To be done: Scan the records below. List lines holding "mengetahui".

Stored rows:
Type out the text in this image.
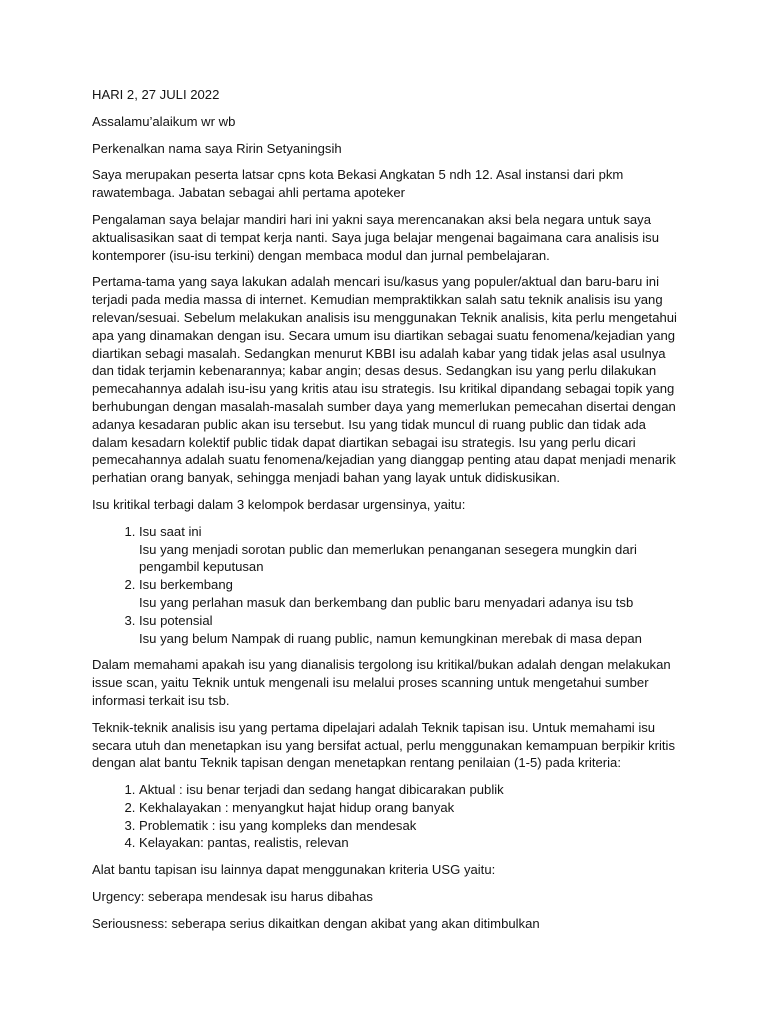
HARI 2, 27 JULI 2022

Assalamu’alaikum wr wb

Perkenalkan nama saya Ririn Setyaningsih

Saya merupakan peserta latsar cpns kota Bekasi Angkatan 5 ndh 12. Asal instansi dari pkm rawatembaga. Jabatan sebagai ahli pertama apoteker

Pengalaman saya belajar mandiri hari ini yakni saya merencanakan aksi bela negara untuk saya aktualisasikan saat di tempat kerja nanti. Saya juga belajar mengenai bagaimana cara analisis isu kontemporer (isu-isu terkini) dengan membaca modul dan jurnal pembelajaran.

Pertama-tama yang saya lakukan adalah mencari isu/kasus yang populer/aktual dan baru-baru ini terjadi pada media massa di internet. Kemudian mempraktikkan salah satu teknik analisis isu yang relevan/sesuai. Sebelum melakukan analisis isu menggunakan Teknik analisis, kita perlu mengetahui apa yang dinamakan dengan isu. Secara umum isu diartikan sebagai suatu fenomena/kejadian yang diartikan sebagi masalah. Sedangkan menurut KBBI isu adalah kabar yang tidak jelas asal usulnya dan tidak terjamin kebenarannya; kabar angin; desas desus. Sedangkan isu yang perlu dilakukan pemecahannya adalah isu-isu yang kritis atau isu strategis. Isu kritikal dipandang sebagai topik yang berhubungan dengan masalah-masalah sumber daya yang memerlukan pemecahan disertai dengan adanya kesadaran public akan isu tersebut. Isu yang tidak muncul di ruang public dan tidak ada dalam kesadarn kolektif public tidak dapat diartikan sebagai isu strategis. Isu yang perlu dicari pemecahannya adalah suatu fenomena/kejadian yang dianggap penting atau dapat menjadi menarik perhatian orang banyak, sehingga menjadi bahan yang layak untuk didiskusikan.

Isu kritikal terbagi dalam 3 kelompok berdasar urgensinya, yaitu:

1. Isu saat ini
Isu yang menjadi sorotan public dan memerlukan penanganan sesegera mungkin dari pengambil keputusan
2. Isu berkembang
Isu yang perlahan masuk dan berkembang dan public baru menyadari adanya isu tsb
3. Isu potensial
Isu yang belum Nampak di ruang public, namun kemungkinan merebak di masa depan

Dalam memahami apakah isu yang dianalisis tergolong isu kritikal/bukan adalah dengan melakukan issue scan, yaitu Teknik untuk mengenali isu melalui proses scanning untuk mengetahui sumber informasi terkait isu tsb.

Teknik-teknik analisis isu yang pertama dipelajari adalah Teknik tapisan isu. Untuk memahami isu secara utuh dan menetapkan isu yang bersifat actual, perlu menggunakan kemampuan berpikir kritis dengan alat bantu Teknik tapisan dengan menetapkan rentang penilaian (1-5) pada kriteria:

1. Aktual : isu benar terjadi dan sedang hangat dibicarakan publik
2. Kekhalayakan : menyangkut hajat hidup orang banyak
3. Problematik : isu yang kompleks dan mendesak
4. Kelayakan: pantas, realistis, relevan

Alat bantu tapisan isu lainnya dapat menggunakan kriteria USG yaitu:

Urgency: seberapa mendesak isu harus dibahas

Seriousness: seberapa serius dikaitkan dengan akibat yang akan ditimbulkan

Task answer:
Pertama-tama yang saya lakukan adalah mencari isu/kasus yang populer/aktual dan baru-baru ini terjadi pada media massa di internet. Kemudian mempraktikkan salah satu teknik analisis isu yang relevan/sesuai. Sebelum melakukan analisis isu menggunakan Teknik analisis, kita perlu mengetahui apa yang dinamakan dengan isu. Secara umum isu diartikan sebagai suatu fenomena/kejadian yang diartikan sebagi masalah. Sedangkan menurut KBBI isu adalah kabar yang tidak jelas asal usulnya dan tidak terjamin kebenarannya; kabar angin; desas desus. Sedangkan isu yang perlu dilakukan pemecahannya adalah isu-isu yang kritis atau isu strategis. Isu kritikal dipandang sebagai topik yang berhubungan dengan masalah-masalah sumber daya yang memerlukan pemecahan disertai dengan adanya kesadaran public akan isu tersebut. Isu yang tidak muncul di ruang public dan tidak ada dalam kesadarn kolektif public tidak dapat diartikan sebagai isu strategis. Isu yang perlu dicari pemecahannya adalah suatu fenomena/kejadian yang dianggap penting atau dapat menjadi menarik perhatian orang banyak, sehingga menjadi bahan yang layak untuk didiskusikan.
Dalam memahami apakah isu yang dianalisis tergolong isu kritikal/bukan adalah dengan melakukan issue scan, yaitu Teknik untuk mengenali isu melalui proses scanning untuk mengetahui sumber informasi terkait isu tsb.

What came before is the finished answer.